- _Directive_:
Repeat every record exactly, but keep images out of the copy.

- _Information given_:

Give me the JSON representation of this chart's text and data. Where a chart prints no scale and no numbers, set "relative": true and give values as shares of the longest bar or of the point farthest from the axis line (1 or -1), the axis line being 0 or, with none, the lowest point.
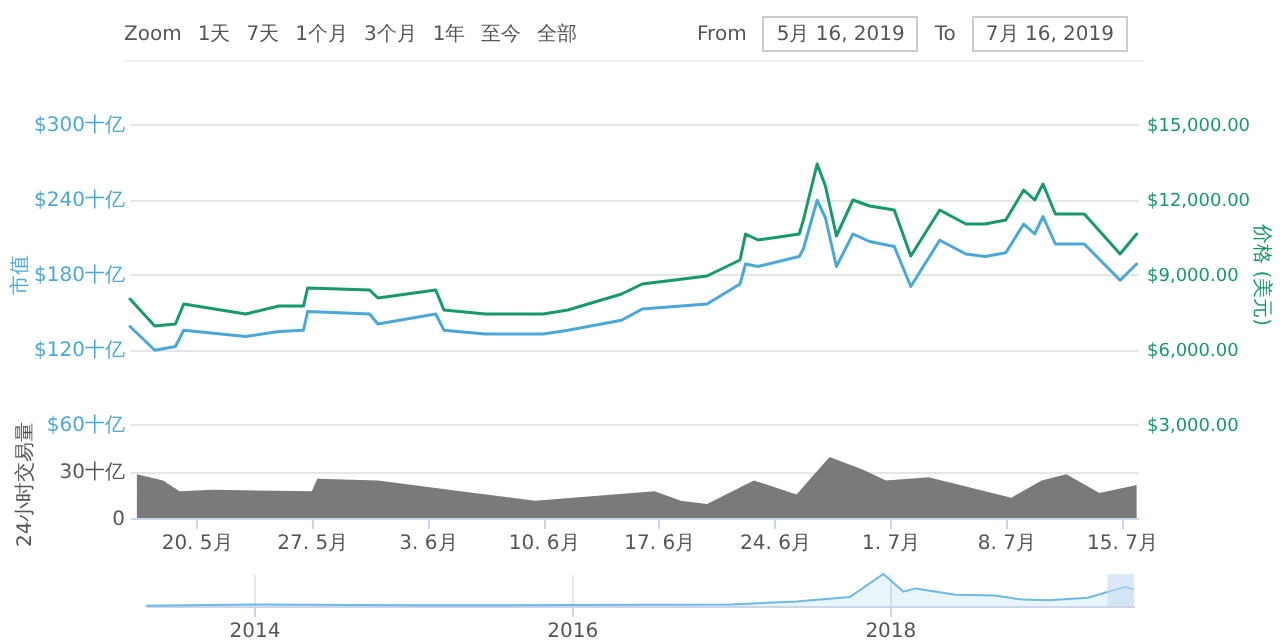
{
  "chart_data": [
    {
      "type": "line",
      "annotations": [
        "Zoom",
        "1天",
        "7天",
        "1个月",
        "3个月",
        "1年",
        "至今",
        "全部",
        "From",
        "5月 16, 2019",
        "To",
        "7月 16, 2019"
      ],
      "ylabel": "市值",
      "y2label": "价格 (美元)",
      "x": [
        "2019-05-16",
        "2019-05-17T12:00",
        "2019-05-18T18:00",
        "2019-05-19T06:00",
        "2019-05-20",
        "2019-05-23",
        "2019-05-25",
        "2019-05-26T12:00",
        "2019-05-26T18:00",
        "2019-05-30T12:00",
        "2019-05-31",
        "2019-06-03T12:00",
        "2019-06-04",
        "2019-06-06T12:00",
        "2019-06-10",
        "2019-06-11T12:00",
        "2019-06-14T18:00",
        "2019-06-16",
        "2019-06-19T22:00",
        "2019-06-21T22:00",
        "2019-06-22T06:00",
        "2019-06-23",
        "2019-06-25T12:00",
        "2019-06-25T18:00",
        "2019-06-26T14:00",
        "2019-06-27T02:00",
        "2019-06-27T18:00",
        "2019-06-28T18:00",
        "2019-06-29T18:00",
        "2019-07-01T06:00",
        "2019-07-02T06:00",
        "2019-07-04",
        "2019-07-05T14:00",
        "2019-07-06T18:00",
        "2019-07-08",
        "2019-07-09T02:00",
        "2019-07-09T18:00",
        "2019-07-10T06:00",
        "2019-07-11",
        "2019-07-12T18:00",
        "2019-07-14T22:00",
        "2019-07-15T22:00"
      ],
      "xlim": [
        "2019-05-16",
        "2019-07-16"
      ],
      "ylim": [
        60,
        300
      ],
      "yticks": [
        {
          "value": 60,
          "label": "$60十亿"
        },
        {
          "value": 120,
          "label": "$120十亿"
        },
        {
          "value": 180,
          "label": "$180十亿"
        },
        {
          "value": 240,
          "label": "$240十亿"
        },
        {
          "value": 300,
          "label": "$300十亿"
        }
      ],
      "y2lim": [
        3000,
        15000
      ],
      "y2ticks": [
        {
          "value": 3000,
          "label": "$3,000.00"
        },
        {
          "value": 6000,
          "label": "$6,000.00"
        },
        {
          "value": 9000,
          "label": "$9,000.00"
        },
        {
          "value": 12000,
          "label": "$12,000.00"
        },
        {
          "value": 15000,
          "label": "$15,000.00"
        }
      ],
      "series": [
        {
          "color": "#4aa8d8",
          "values": [
            138,
            119,
            122,
            135,
            134,
            130,
            134,
            135,
            150,
            148,
            140,
            148,
            135,
            132,
            132,
            135,
            143,
            152,
            156,
            172,
            188,
            186,
            194,
            200,
            239,
            225,
            186,
            212,
            206,
            202,
            170,
            207,
            196,
            194,
            197,
            220,
            212,
            226,
            204,
            204,
            175,
            188
          ]
        },
        {
          "color": "#16996b",
          "axis": "y2",
          "values": [
            8000,
            6920,
            7000,
            7800,
            7720,
            7400,
            7720,
            7720,
            8440,
            8360,
            8040,
            8360,
            7560,
            7400,
            7400,
            7560,
            8200,
            8600,
            8920,
            9560,
            10600,
            10360,
            10600,
            11160,
            13400,
            12520,
            10520,
            11960,
            11720,
            11560,
            9720,
            11560,
            11000,
            11000,
            11160,
            12360,
            11960,
            12600,
            11400,
            11400,
            9800,
            10600
          ]
        }
      ],
      "grid": "y",
      "tick_labels": "y"
    },
    {
      "type": "area",
      "ylabel": "24小时交易量",
      "x": [
        "2019-05-16T10:00",
        "2019-05-18",
        "2019-05-19",
        "2019-05-21",
        "2019-05-27",
        "2019-05-27T08:00",
        "2019-05-31",
        "2019-06-05",
        "2019-06-09T12:00",
        "2019-06-16T18:00",
        "2019-06-18T08:00",
        "2019-06-19T22:00",
        "2019-06-22T18:00",
        "2019-06-25T08:00",
        "2019-06-27T08:00",
        "2019-06-29T08:00",
        "2019-06-30T18:00",
        "2019-07-03T08:00",
        "2019-07-08T08:00",
        "2019-07-10T04:00",
        "2019-07-11T16:00",
        "2019-07-13T16:00",
        "2019-07-15T22:00"
      ],
      "xlim": [
        "2019-05-16",
        "2019-07-16"
      ],
      "xticks": [
        {
          "value": "2019-05-20",
          "label": "20. 5月"
        },
        {
          "value": "2019-05-27",
          "label": "27. 5月"
        },
        {
          "value": "2019-06-03",
          "label": "3. 6月"
        },
        {
          "value": "2019-06-10",
          "label": "10. 6月"
        },
        {
          "value": "2019-06-17",
          "label": "17. 6月"
        },
        {
          "value": "2019-06-24",
          "label": "24. 6月"
        },
        {
          "value": "2019-07-01",
          "label": "1. 7月"
        },
        {
          "value": "2019-07-08",
          "label": "8. 7月"
        },
        {
          "value": "2019-07-15",
          "label": "15. 7月"
        }
      ],
      "ylim": [
        0,
        60
      ],
      "yticks": [
        0,
        {
          "value": 30,
          "label": "30十亿"
        },
        {
          "value": 60,
          "label": null
        }
      ],
      "series": [
        {
          "color": "#6b6b6b",
          "values": [
            28,
            24,
            17,
            18,
            17,
            25,
            24,
            17,
            11,
            17,
            11,
            9,
            24,
            15,
            39,
            31,
            24,
            26,
            13,
            24,
            28,
            16,
            21
          ]
        }
      ],
      "grid": "y"
    },
    {
      "type": "area",
      "relative": true,
      "x": [
        "2013-04-28",
        "2014-01",
        "2015-01",
        "2016-01",
        "2017-01",
        "2017-06",
        "2017-10",
        "2017-12-17",
        "2018-02",
        "2018-03",
        "2018-06",
        "2018-09",
        "2018-11",
        "2019-01",
        "2019-04",
        "2019-06-26",
        "2019-07-16"
      ],
      "xlim": [
        "2013-04-28",
        "2019-07-16"
      ],
      "xticks": [
        "2014",
        "2016",
        "2018"
      ],
      "series": [
        {
          "color": "#6cb8e6",
          "values": [
            0.01,
            0.05,
            0.02,
            0.03,
            0.05,
            0.14,
            0.28,
            1,
            0.45,
            0.55,
            0.35,
            0.33,
            0.2,
            0.18,
            0.26,
            0.6,
            0.52
          ]
        }
      ],
      "bands": [
        {
          "axis": "x",
          "from": "2019-05-16",
          "to": "2019-07-16",
          "color": "#c5dbf2"
        }
      ],
      "grid": "x"
    }
  ]
}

- _Finished task_:
Give me the JSON representation of this chart's text and data. Where a chart prints no scale and no numbers, set "relative": true and give values as shares of the longest bar or of the point farthest from the axis line (1 or -1), the axis line being 0 or, with none, the lowest point.
{
  "chart_data": [
    {
      "type": "line",
      "annotations": [
        "Zoom",
        "1天",
        "7天",
        "1个月",
        "3个月",
        "1年",
        "至今",
        "全部",
        "From",
        "5月 16, 2019",
        "To",
        "7月 16, 2019"
      ],
      "ylabel": "市值",
      "y2label": "价格 (美元)",
      "x": [
        "2019-05-16",
        "2019-05-17T12:00",
        "2019-05-18T18:00",
        "2019-05-19T06:00",
        "2019-05-20",
        "2019-05-23",
        "2019-05-25",
        "2019-05-26T12:00",
        "2019-05-26T18:00",
        "2019-05-30T12:00",
        "2019-05-31",
        "2019-06-03T12:00",
        "2019-06-04",
        "2019-06-06T12:00",
        "2019-06-10",
        "2019-06-11T12:00",
        "2019-06-14T18:00",
        "2019-06-16",
        "2019-06-19T22:00",
        "2019-06-21T22:00",
        "2019-06-22T06:00",
        "2019-06-23",
        "2019-06-25T12:00",
        "2019-06-25T18:00",
        "2019-06-26T14:00",
        "2019-06-27T02:00",
        "2019-06-27T18:00",
        "2019-06-28T18:00",
        "2019-06-29T18:00",
        "2019-07-01T06:00",
        "2019-07-02T06:00",
        "2019-07-04",
        "2019-07-05T14:00",
        "2019-07-06T18:00",
        "2019-07-08",
        "2019-07-09T02:00",
        "2019-07-09T18:00",
        "2019-07-10T06:00",
        "2019-07-11",
        "2019-07-12T18:00",
        "2019-07-14T22:00",
        "2019-07-15T22:00"
      ],
      "xlim": [
        "2019-05-16",
        "2019-07-16"
      ],
      "ylim": [
        60,
        300
      ],
      "yticks": [
        {
          "value": 60,
          "label": "$60十亿"
        },
        {
          "value": 120,
          "label": "$120十亿"
        },
        {
          "value": 180,
          "label": "$180十亿"
        },
        {
          "value": 240,
          "label": "$240十亿"
        },
        {
          "value": 300,
          "label": "$300十亿"
        }
      ],
      "y2lim": [
        3000,
        15000
      ],
      "y2ticks": [
        {
          "value": 3000,
          "label": "$3,000.00"
        },
        {
          "value": 6000,
          "label": "$6,000.00"
        },
        {
          "value": 9000,
          "label": "$9,000.00"
        },
        {
          "value": 12000,
          "label": "$12,000.00"
        },
        {
          "value": 15000,
          "label": "$15,000.00"
        }
      ],
      "series": [
        {
          "color": "#4aa8d8",
          "values": [
            138,
            119,
            122,
            135,
            134,
            130,
            134,
            135,
            150,
            148,
            140,
            148,
            135,
            132,
            132,
            135,
            143,
            152,
            156,
            172,
            188,
            186,
            194,
            200,
            239,
            225,
            186,
            212,
            206,
            202,
            170,
            207,
            196,
            194,
            197,
            220,
            212,
            226,
            204,
            204,
            175,
            188
          ]
        },
        {
          "color": "#16996b",
          "axis": "y2",
          "values": [
            8000,
            6920,
            7000,
            7800,
            7720,
            7400,
            7720,
            7720,
            8440,
            8360,
            8040,
            8360,
            7560,
            7400,
            7400,
            7560,
            8200,
            8600,
            8920,
            9560,
            10600,
            10360,
            10600,
            11160,
            13400,
            12520,
            10520,
            11960,
            11720,
            11560,
            9720,
            11560,
            11000,
            11000,
            11160,
            12360,
            11960,
            12600,
            11400,
            11400,
            9800,
            10600
          ]
        }
      ],
      "grid": "y",
      "tick_labels": "y"
    },
    {
      "type": "area",
      "ylabel": "24小时交易量",
      "x": [
        "2019-05-16T10:00",
        "2019-05-18",
        "2019-05-19",
        "2019-05-21",
        "2019-05-27",
        "2019-05-27T08:00",
        "2019-05-31",
        "2019-06-05",
        "2019-06-09T12:00",
        "2019-06-16T18:00",
        "2019-06-18T08:00",
        "2019-06-19T22:00",
        "2019-06-22T18:00",
        "2019-06-25T08:00",
        "2019-06-27T08:00",
        "2019-06-29T08:00",
        "2019-06-30T18:00",
        "2019-07-03T08:00",
        "2019-07-08T08:00",
        "2019-07-10T04:00",
        "2019-07-11T16:00",
        "2019-07-13T16:00",
        "2019-07-15T22:00"
      ],
      "xlim": [
        "2019-05-16",
        "2019-07-16"
      ],
      "xticks": [
        {
          "value": "2019-05-20",
          "label": "20. 5月"
        },
        {
          "value": "2019-05-27",
          "label": "27. 5月"
        },
        {
          "value": "2019-06-03",
          "label": "3. 6月"
        },
        {
          "value": "2019-06-10",
          "label": "10. 6月"
        },
        {
          "value": "2019-06-17",
          "label": "17. 6月"
        },
        {
          "value": "2019-06-24",
          "label": "24. 6月"
        },
        {
          "value": "2019-07-01",
          "label": "1. 7月"
        },
        {
          "value": "2019-07-08",
          "label": "8. 7月"
        },
        {
          "value": "2019-07-15",
          "label": "15. 7月"
        }
      ],
      "ylim": [
        0,
        60
      ],
      "yticks": [
        0,
        {
          "value": 30,
          "label": "30十亿"
        },
        {
          "value": 60,
          "label": null
        }
      ],
      "series": [
        {
          "color": "#6b6b6b",
          "values": [
            28,
            24,
            17,
            18,
            17,
            25,
            24,
            17,
            11,
            17,
            11,
            9,
            24,
            15,
            39,
            31,
            24,
            26,
            13,
            24,
            28,
            16,
            21
          ]
        }
      ],
      "grid": "y"
    },
    {
      "type": "area",
      "relative": true,
      "x": [
        "2013-04-28",
        "2014-01",
        "2015-01",
        "2016-01",
        "2017-01",
        "2017-06",
        "2017-10",
        "2017-12-17",
        "2018-02",
        "2018-03",
        "2018-06",
        "2018-09",
        "2018-11",
        "2019-01",
        "2019-04",
        "2019-06-26",
        "2019-07-16"
      ],
      "xlim": [
        "2013-04-28",
        "2019-07-16"
      ],
      "xticks": [
        "2014",
        "2016",
        "2018"
      ],
      "series": [
        {
          "color": "#6cb8e6",
          "values": [
            0.01,
            0.05,
            0.02,
            0.03,
            0.05,
            0.14,
            0.28,
            1,
            0.45,
            0.55,
            0.35,
            0.33,
            0.2,
            0.18,
            0.26,
            0.6,
            0.52
          ]
        }
      ],
      "bands": [
        {
          "axis": "x",
          "from": "2019-05-16",
          "to": "2019-07-16",
          "color": "#c5dbf2"
        }
      ],
      "grid": "x"
    }
  ]
}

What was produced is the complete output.